#### Task brief
Omit every image, and transcribe the remaining entries exactly as given.

#### Data supplied
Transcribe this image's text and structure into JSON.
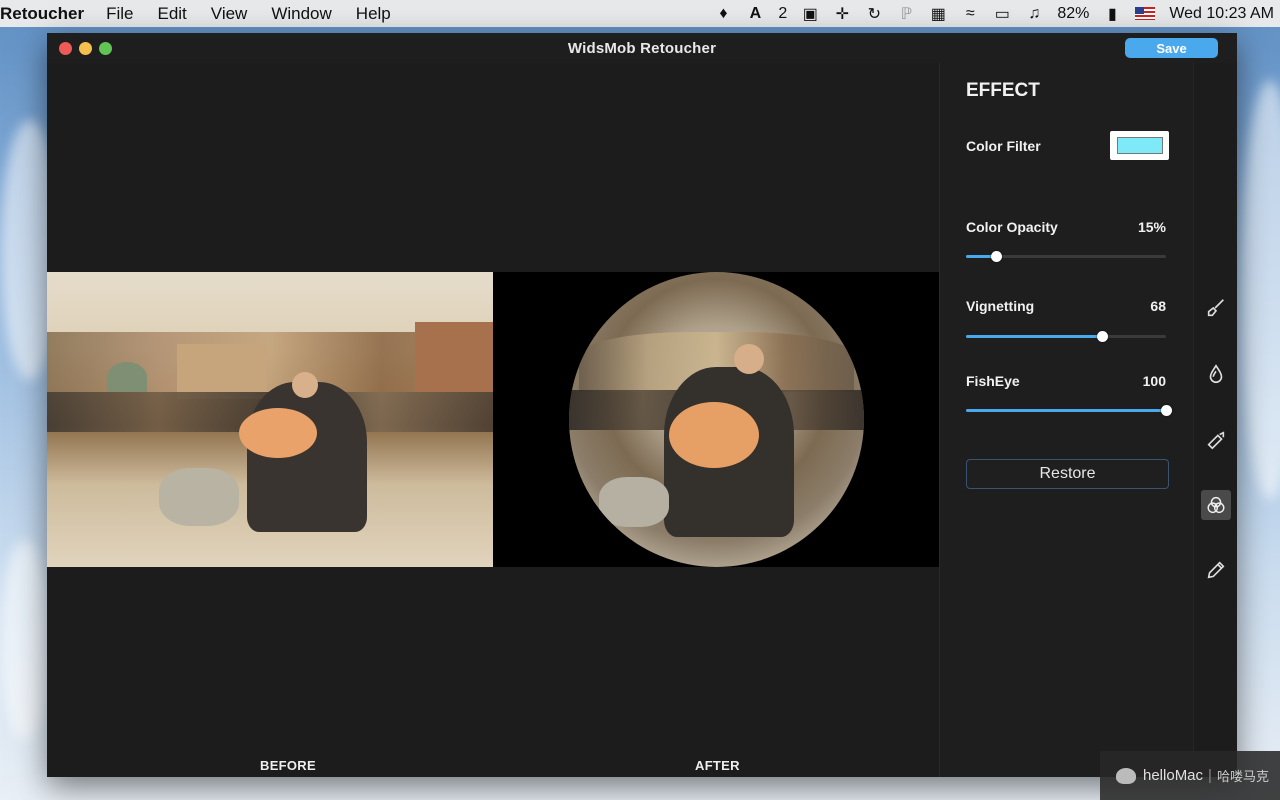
{
  "menubar": {
    "app_name": "Retoucher",
    "menus": [
      "File",
      "Edit",
      "View",
      "Window",
      "Help"
    ],
    "adobe_count": "2",
    "battery": "82%",
    "clock": "Wed 10:23 AM"
  },
  "window": {
    "title": "WidsMob Retoucher",
    "save_label": "Save"
  },
  "canvas": {
    "before_label": "BEFORE",
    "after_label": "AFTER"
  },
  "panel": {
    "title": "EFFECT",
    "color_filter_label": "Color Filter",
    "color_filter_value": "#7ee9f7",
    "opacity": {
      "label": "Color Opacity",
      "value": "15%",
      "level": 0.15
    },
    "vignetting": {
      "label": "Vignetting",
      "value": "68",
      "level": 0.68
    },
    "fisheye": {
      "label": "FishEye",
      "value": "100",
      "level": 1.0
    },
    "restore_label": "Restore"
  },
  "tools": [
    "brush-icon",
    "drop-icon",
    "bandage-icon",
    "color-filter-icon",
    "pencil-icon"
  ],
  "accent_color": "#4aa8ec",
  "watermark": {
    "brand": "helloMac",
    "cn": "哈喽马克"
  }
}
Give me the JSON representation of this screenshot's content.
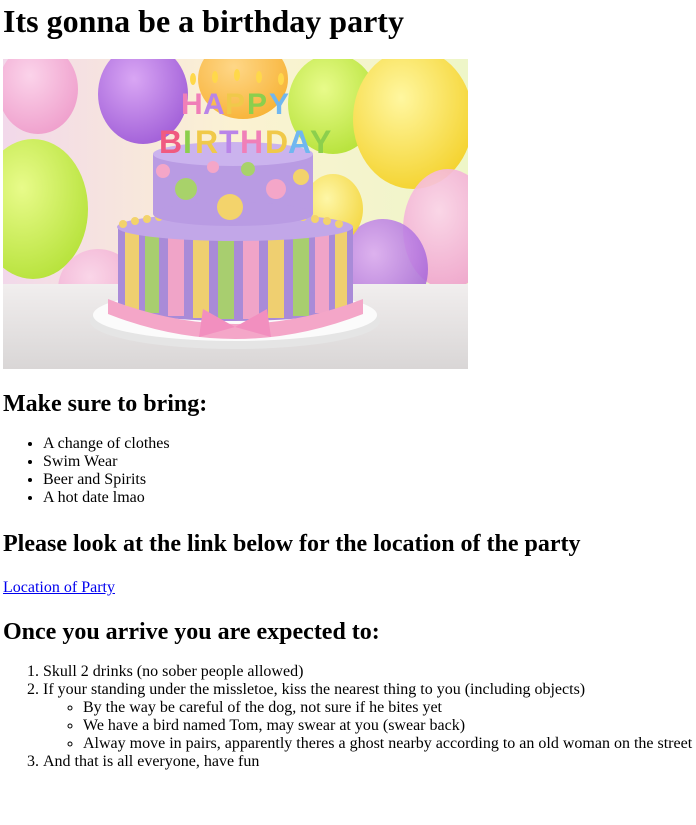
{
  "page": {
    "title": "Its gonna be a birthday party"
  },
  "hero_image": {
    "alt": "Birthday cake",
    "topper_line1": "HAPPY",
    "topper_line2": "BIRTHDAY",
    "colors": {
      "cake_purple": "#a98bd8",
      "cake_pink": "#f4a6c8",
      "cake_yellow": "#f3d36b",
      "cake_green": "#a8d26a",
      "plate": "#f3f3f3"
    }
  },
  "bring_section": {
    "heading": "Make sure to bring:",
    "items": [
      "A change of clothes",
      "Swim Wear",
      "Beer and Spirits",
      "A hot date lmao"
    ]
  },
  "location_section": {
    "heading": "Please look at the link below for the location of the party",
    "link_text": "Location of Party",
    "link_color": "#0000ee"
  },
  "arrive_section": {
    "heading": "Once you arrive you are expected to:",
    "items": [
      "Skull 2 drinks (no sober people allowed)",
      "If your standing under the missletoe, kiss the nearest thing to you (including objects)",
      "And that is all everyone, have fun"
    ],
    "subitems": [
      "By the way be careful of the dog, not sure if he bites yet",
      "We have a bird named Tom, may swear at you (swear back)",
      "Alway move in pairs, apparently theres a ghost nearby according to an old woman on the street"
    ]
  }
}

#### Response
Transcribe this image's text and structure into JSON.
{
  "menubar": {
    "app_name": "Retoucher",
    "menus": [
      "File",
      "Edit",
      "View",
      "Window",
      "Help"
    ],
    "adobe_count": "2",
    "battery": "82%",
    "clock": "Wed 10:23 AM"
  },
  "window": {
    "title": "WidsMob Retoucher",
    "save_label": "Save"
  },
  "canvas": {
    "before_label": "BEFORE",
    "after_label": "AFTER"
  },
  "panel": {
    "title": "EFFECT",
    "color_filter_label": "Color Filter",
    "color_filter_value": "#7ee9f7",
    "opacity": {
      "label": "Color Opacity",
      "value": "15%",
      "level": 0.15
    },
    "vignetting": {
      "label": "Vignetting",
      "value": "68",
      "level": 0.68
    },
    "fisheye": {
      "label": "FishEye",
      "value": "100",
      "level": 1.0
    },
    "restore_label": "Restore"
  },
  "tools": [
    "brush-icon",
    "drop-icon",
    "bandage-icon",
    "color-filter-icon",
    "pencil-icon"
  ],
  "accent_color": "#4aa8ec",
  "watermark": {
    "brand": "helloMac",
    "cn": "哈喽马克"
  }
}
Give me the JSON representation of this screenshot's content.
{
  "page": {
    "title": "Its gonna be a birthday party"
  },
  "hero_image": {
    "alt": "Birthday cake",
    "topper_line1": "HAPPY",
    "topper_line2": "BIRTHDAY",
    "colors": {
      "cake_purple": "#a98bd8",
      "cake_pink": "#f4a6c8",
      "cake_yellow": "#f3d36b",
      "cake_green": "#a8d26a",
      "plate": "#f3f3f3"
    }
  },
  "bring_section": {
    "heading": "Make sure to bring:",
    "items": [
      "A change of clothes",
      "Swim Wear",
      "Beer and Spirits",
      "A hot date lmao"
    ]
  },
  "location_section": {
    "heading": "Please look at the link below for the location of the party",
    "link_text": "Location of Party",
    "link_color": "#0000ee"
  },
  "arrive_section": {
    "heading": "Once you arrive you are expected to:",
    "items": [
      "Skull 2 drinks (no sober people allowed)",
      "If your standing under the missletoe, kiss the nearest thing to you (including objects)",
      "And that is all everyone, have fun"
    ],
    "subitems": [
      "By the way be careful of the dog, not sure if he bites yet",
      "We have a bird named Tom, may swear at you (swear back)",
      "Alway move in pairs, apparently theres a ghost nearby according to an old woman on the street"
    ]
  }
}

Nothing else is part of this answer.